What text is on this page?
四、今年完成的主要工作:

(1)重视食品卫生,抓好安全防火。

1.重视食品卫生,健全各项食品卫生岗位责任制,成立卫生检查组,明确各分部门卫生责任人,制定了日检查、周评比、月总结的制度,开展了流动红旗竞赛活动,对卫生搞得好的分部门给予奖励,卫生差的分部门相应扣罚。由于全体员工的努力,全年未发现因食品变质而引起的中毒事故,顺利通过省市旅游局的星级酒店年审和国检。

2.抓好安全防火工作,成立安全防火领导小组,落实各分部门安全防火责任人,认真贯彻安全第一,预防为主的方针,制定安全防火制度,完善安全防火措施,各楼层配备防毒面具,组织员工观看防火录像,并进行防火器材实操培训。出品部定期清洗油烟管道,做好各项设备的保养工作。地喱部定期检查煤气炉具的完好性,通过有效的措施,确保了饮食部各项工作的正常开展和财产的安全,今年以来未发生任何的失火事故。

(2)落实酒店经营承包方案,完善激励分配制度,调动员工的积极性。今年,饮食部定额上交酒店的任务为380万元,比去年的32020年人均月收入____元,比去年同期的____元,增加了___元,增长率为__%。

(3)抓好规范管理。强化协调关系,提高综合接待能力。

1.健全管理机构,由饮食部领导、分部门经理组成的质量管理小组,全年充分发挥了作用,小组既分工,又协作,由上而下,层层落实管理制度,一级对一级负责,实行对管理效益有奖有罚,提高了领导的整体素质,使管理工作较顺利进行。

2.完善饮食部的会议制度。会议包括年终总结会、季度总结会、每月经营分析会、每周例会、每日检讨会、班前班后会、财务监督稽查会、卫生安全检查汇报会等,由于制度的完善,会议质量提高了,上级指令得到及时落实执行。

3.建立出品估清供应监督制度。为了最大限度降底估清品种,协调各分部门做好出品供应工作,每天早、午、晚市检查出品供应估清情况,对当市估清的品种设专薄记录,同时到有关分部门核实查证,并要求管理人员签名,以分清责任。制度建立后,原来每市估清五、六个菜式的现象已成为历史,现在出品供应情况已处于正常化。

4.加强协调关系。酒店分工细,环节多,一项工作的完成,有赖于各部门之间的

[EXERCISE INSTRUCTIONS]: All lines that include "重视食品卫生" are to be gathered and copied.

[SOLUTION TO THE EXERCISE]:
(1)重视食品卫生,抓好安全防火。
1.重视食品卫生,健全各项食品卫生岗位责任制,成立卫生检查组,明确各分部门卫生责任人,制定了日检查、周评比、月总结的制度,开展了流动红旗竞赛活动,对卫生搞得好的分部门给予奖励,卫生差的分部门相应扣罚。由于全体员工的努力,全年未发现因食品变质而引起的中毒事故,顺利通过省市旅游局的星级酒店年审和国检。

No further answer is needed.